■ **Extracted data**:
####

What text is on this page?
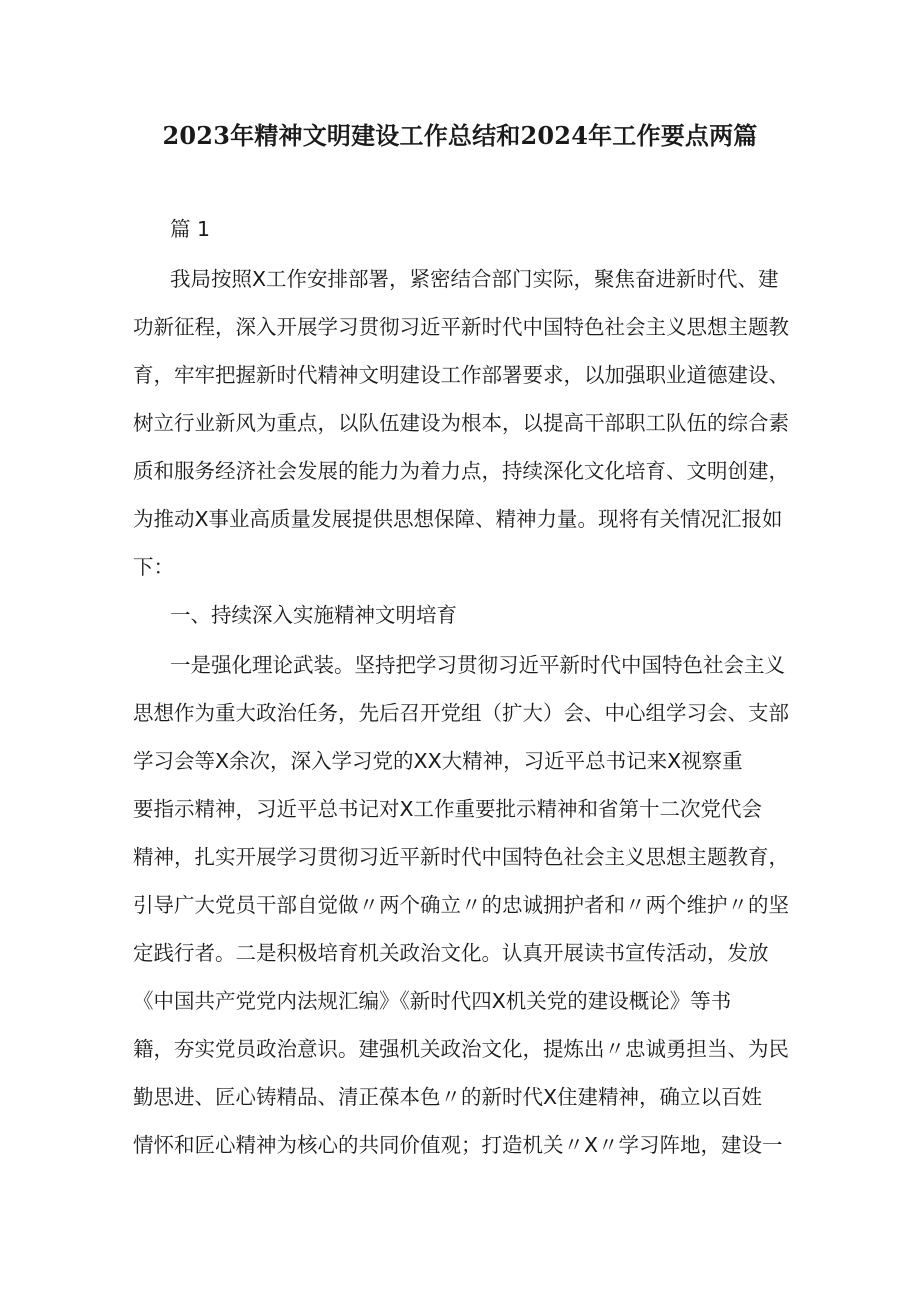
2023年精神文明建设工作总结和2024年工作要点两篇
篇 1
我局按照X工作安排部署，紧密结合部门实际，聚焦奋进新时代、建
功新征程，深入开展学习贯彻习近平新时代中国特色社会主义思想主题教
育，牢牢把握新时代精神文明建设工作部署要求，以加强职业道德建设、
树立行业新风为重点，以队伍建设为根本，以提高干部职工队伍的综合素
质和服务经济社会发展的能力为着力点，持续深化文化培育、文明创建，
为推动X事业高质量发展提供思想保障、精神力量。现将有关情况汇报如
下：
一、持续深入实施精神文明培育
一是强化理论武装。坚持把学习贯彻习近平新时代中国特色社会主义
思想作为重大政治任务，先后召开党组（扩大）会、中心组学习会、支部
学习会等X余次，深入学习党的XX大精神，习近平总书记来X视察重
要指示精神，习近平总书记对X工作重要批示精神和省第十二次党代会
精神，扎实开展学习贯彻习近平新时代中国特色社会主义思想主题教育，
引导广大党员干部自觉做〃两个确立〃的忠诚拥护者和〃两个维护〃的坚
定践行者。二是积极培育机关政治文化。认真开展读书宣传活动，发放
《中国共产党党内法规汇编》《新时代四X机关党的建设概论》等书
籍，夯实党员政治意识。建强机关政治文化，提炼出〃忠诚勇担当、为民
勤思进、匠心铸精品、清正葆本色〃的新时代X住建精神，确立以百姓
情怀和匠心精神为核心的共同价值观；打造机关〃X〃学习阵地，建设一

####

■ **Task directions**: Omit any images, then output the listing exactly.

■ **Exercise output**:
What text is on this page?
2023年精神文明建设工作总结和2024年工作要点两篇
篇 1
我局按照X工作安排部署，紧密结合部门实际，聚焦奋进新时代、建
功新征程，深入开展学习贯彻习近平新时代中国特色社会主义思想主题教
育，牢牢把握新时代精神文明建设工作部署要求，以加强职业道德建设、
树立行业新风为重点，以队伍建设为根本，以提高干部职工队伍的综合素
质和服务经济社会发展的能力为着力点，持续深化文化培育、文明创建，
为推动X事业高质量发展提供思想保障、精神力量。现将有关情况汇报如
下：
一、持续深入实施精神文明培育
一是强化理论武装。坚持把学习贯彻习近平新时代中国特色社会主义
思想作为重大政治任务，先后召开党组（扩大）会、中心组学习会、支部
学习会等X余次，深入学习党的XX大精神，习近平总书记来X视察重
要指示精神，习近平总书记对X工作重要批示精神和省第十二次党代会
精神，扎实开展学习贯彻习近平新时代中国特色社会主义思想主题教育，
引导广大党员干部自觉做〃两个确立〃的忠诚拥护者和〃两个维护〃的坚
定践行者。二是积极培育机关政治文化。认真开展读书宣传活动，发放
《中国共产党党内法规汇编》《新时代四X机关党的建设概论》等书
籍，夯实党员政治意识。建强机关政治文化，提炼出〃忠诚勇担当、为民
勤思进、匠心铸精品、清正葆本色〃的新时代X住建精神，确立以百姓
情怀和匠心精神为核心的共同价值观；打造机关〃X〃学习阵地，建设一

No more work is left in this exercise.